─── Given records ───
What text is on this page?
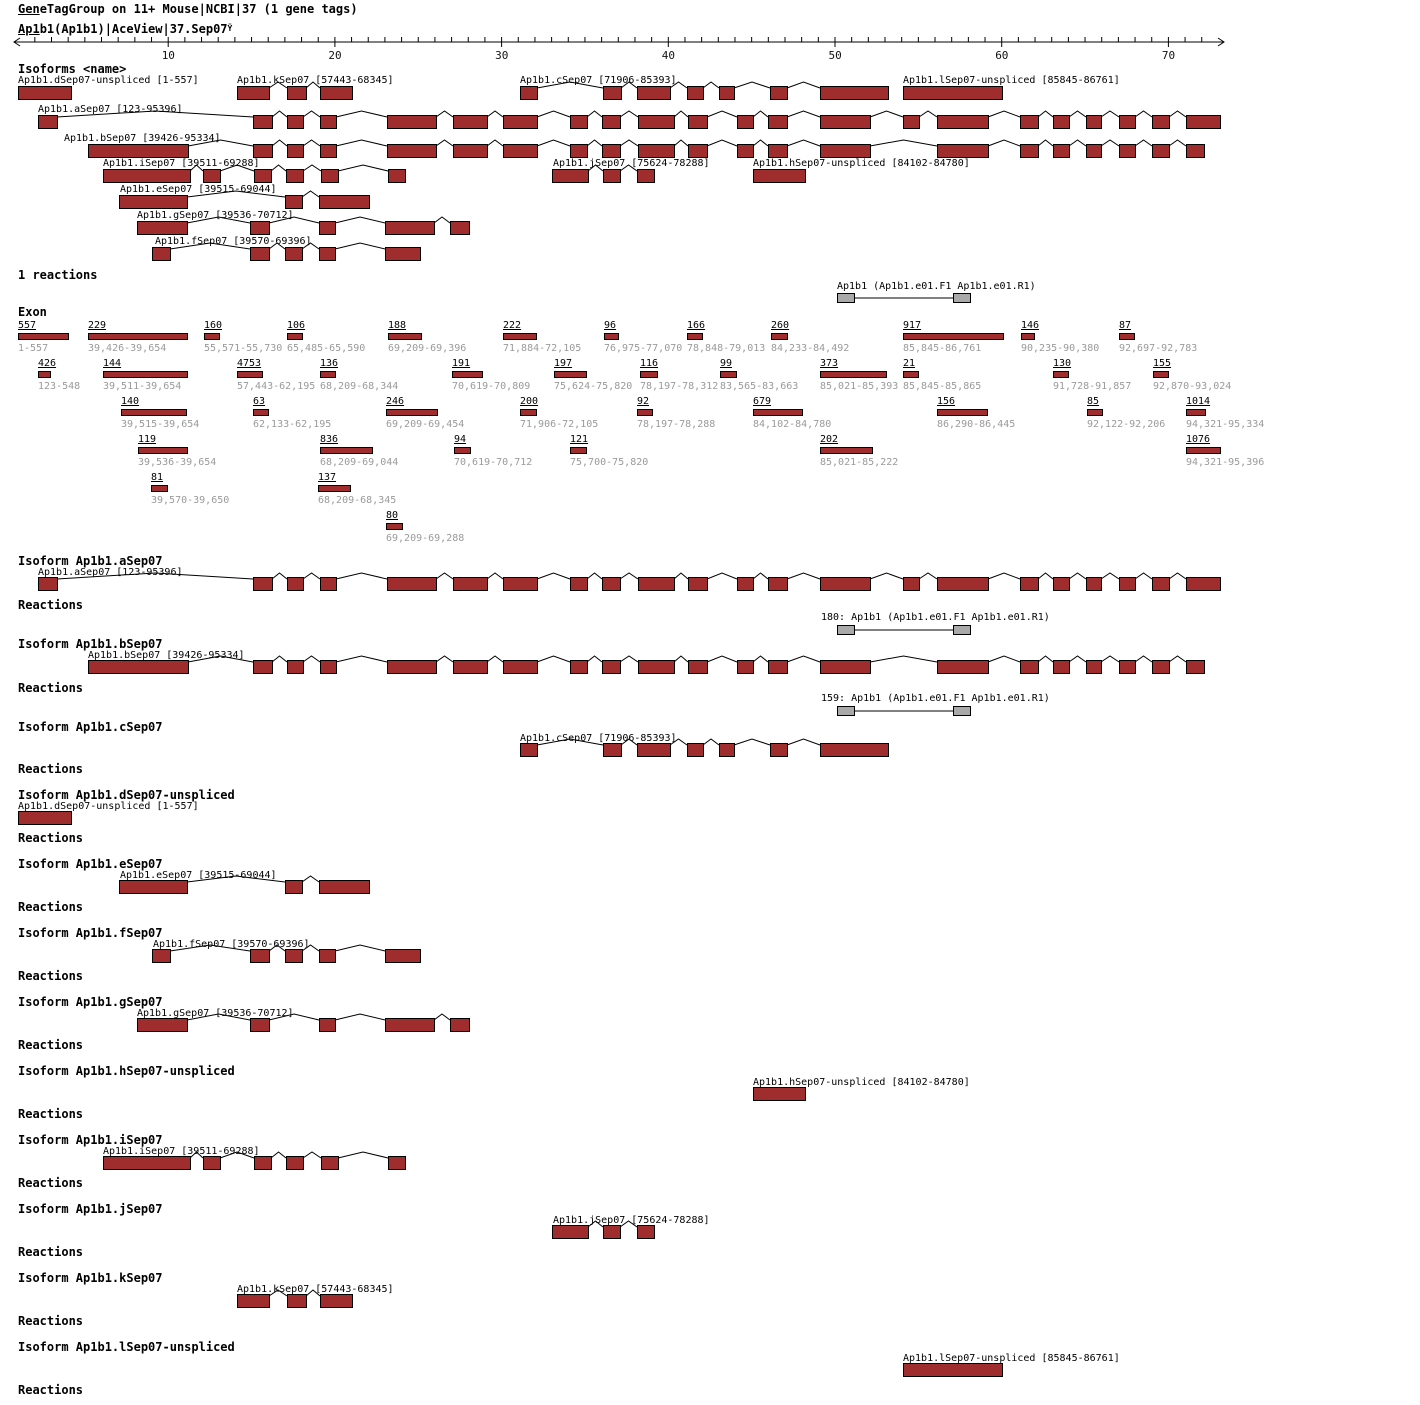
GeneTagGroup on 11+ Mouse|NCBI|37 (1 gene tags)
$Ap1b1(Ap1b1)|AceView|37.Sep07^Ÿ$
Isoforms <name>
1 reactions
Exon
10	20	30	40	50	60	70
Ap1b1.dSep07-unspliced [1-557]	Ap1b1.kSep07 [57443-68345]	Ap1b1.cSep07 [71906-85393]	Ap1b1.lSep07-unspliced [85845-86761]
Ap1b1.aSep07 [123-95396]
Ap1b1.bSep07 [39426-95334]
Ap1b1.iSep07 [39511-69288]	Ap1b1.jSep07 [75624-78288]	Ap1b1.hSep07-unspliced [84102-84780]
Ap1b1.eSep07 [39515-69044]
Ap1b1.gSep07 [39536-70712]
Ap1b1.fSep07 [39570-69396]
Ap1b1 (Ap1b1.e01.F1 Ap1b1.e01.R1)
557
1-557
229
39,426-39,654
160
55,571-55,730
106
65,485-65,590
188
69,209-69,396
222
71,884-72,105
96
76,975-77,070
166
78,848-79,013
260
84,233-84,492
917
85,845-86,761
146
90,235-90,380
87
92,697-92,783
426
123-548
144
39,511-39,654
4753
57,443-62,195
136
68,209-68,344
191
70,619-70,809
197
75,624-75,820
116
78,197-78,312
99
83,565-83,663
373
85,021-85,393
21
85,845-85,865
130
91,728-91,857
155
92,870-93,024
140
39,515-39,654
63
62,133-62,195
246
69,209-69,454
200
71,906-72,105
92
78,197-78,288
679
84,102-84,780
156
86,290-86,445
85
92,122-92,206
1014
94,321-95,334
119
39,536-39,654
836
68,209-69,044
94
70,619-70,712
121
75,700-75,820
202
85,021-85,222
1076
94,321-95,396
81
39,570-39,650
137
68,209-68,345
80
69,209-69,288
Isoform Ap1b1.aSep07
Ap1b1.aSep07 [123-95396]
Reactions
180: Ap1b1 (Ap1b1.e01.F1 Ap1b1.e01.R1)
Isoform Ap1b1.bSep07
Ap1b1.bSep07 [39426-95334]
Reactions
159: Ap1b1 (Ap1b1.e01.F1 Ap1b1.e01.R1)
Isoform Ap1b1.cSep07
Ap1b1.cSep07 [71906-85393]
Reactions
Isoform Ap1b1.dSep07-unspliced
Ap1b1.dSep07-unspliced [1-557]
Reactions
Isoform Ap1b1.eSep07
Ap1b1.eSep07 [39515-69044]
Reactions
Isoform Ap1b1.fSep07
Ap1b1.fSep07 [39570-69396]
Reactions
Isoform Ap1b1.gSep07
Ap1b1.gSep07 [39536-70712]
Reactions
Isoform Ap1b1.hSep07-unspliced
Ap1b1.hSep07-unspliced [84102-84780]
Reactions
Isoform Ap1b1.iSep07
Ap1b1.iSep07 [39511-69288]
Reactions
Isoform Ap1b1.jSep07
Ap1b1.jSep07 [75624-78288]
Reactions
Isoform Ap1b1.kSep07
Ap1b1.kSep07 [57443-68345]
Reactions
Isoform Ap1b1.lSep07-unspliced
Ap1b1.lSep07-unspliced [85845-86761]
Reactions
───
### Goal of the exercise
Retype all the data exactly. Omit pictures.

### Answer area
What text is on this page?
GeneTagGroup on 11+ Mouse|NCBI|37 (1 gene tags)
$Ap1b1(Ap1b1)|AceView|37.Sep07^Ÿ$
Isoforms <name>
1 reactions
Exon
10	20	30	40	50	60	70
Ap1b1.dSep07-unspliced [1-557]	Ap1b1.kSep07 [57443-68345]	Ap1b1.cSep07 [71906-85393]	Ap1b1.lSep07-unspliced [85845-86761]
Ap1b1.aSep07 [123-95396]
Ap1b1.bSep07 [39426-95334]
Ap1b1.iSep07 [39511-69288]	Ap1b1.jSep07 [75624-78288]	Ap1b1.hSep07-unspliced [84102-84780]
Ap1b1.eSep07 [39515-69044]
Ap1b1.gSep07 [39536-70712]
Ap1b1.fSep07 [39570-69396]
Ap1b1 (Ap1b1.e01.F1 Ap1b1.e01.R1)
557
1-557
229
39,426-39,654
160
55,571-55,730
106
65,485-65,590
188
69,209-69,396
222
71,884-72,105
96
76,975-77,070
166
78,848-79,013
260
84,233-84,492
917
85,845-86,761
146
90,235-90,380
87
92,697-92,783
426
123-548
144
39,511-39,654
4753
57,443-62,195
136
68,209-68,344
191
70,619-70,809
197
75,624-75,820
116
78,197-78,312
99
83,565-83,663
373
85,021-85,393
21
85,845-85,865
130
91,728-91,857
155
92,870-93,024
140
39,515-39,654
63
62,133-62,195
246
69,209-69,454
200
71,906-72,105
92
78,197-78,288
679
84,102-84,780
156
86,290-86,445
85
92,122-92,206
1014
94,321-95,334
119
39,536-39,654
836
68,209-69,044
94
70,619-70,712
121
75,700-75,820
202
85,021-85,222
1076
94,321-95,396
81
39,570-39,650
137
68,209-68,345
80
69,209-69,288
Isoform Ap1b1.aSep07
Ap1b1.aSep07 [123-95396]
Reactions
180: Ap1b1 (Ap1b1.e01.F1 Ap1b1.e01.R1)
Isoform Ap1b1.bSep07
Ap1b1.bSep07 [39426-95334]
Reactions
159: Ap1b1 (Ap1b1.e01.F1 Ap1b1.e01.R1)
Isoform Ap1b1.cSep07
Ap1b1.cSep07 [71906-85393]
Reactions
Isoform Ap1b1.dSep07-unspliced
Ap1b1.dSep07-unspliced [1-557]
Reactions
Isoform Ap1b1.eSep07
Ap1b1.eSep07 [39515-69044]
Reactions
Isoform Ap1b1.fSep07
Ap1b1.fSep07 [39570-69396]
Reactions
Isoform Ap1b1.gSep07
Ap1b1.gSep07 [39536-70712]
Reactions
Isoform Ap1b1.hSep07-unspliced
Ap1b1.hSep07-unspliced [84102-84780]
Reactions
Isoform Ap1b1.iSep07
Ap1b1.iSep07 [39511-69288]
Reactions
Isoform Ap1b1.jSep07
Ap1b1.jSep07 [75624-78288]
Reactions
Isoform Ap1b1.kSep07
Ap1b1.kSep07 [57443-68345]
Reactions
Isoform Ap1b1.lSep07-unspliced
Ap1b1.lSep07-unspliced [85845-86761]
Reactions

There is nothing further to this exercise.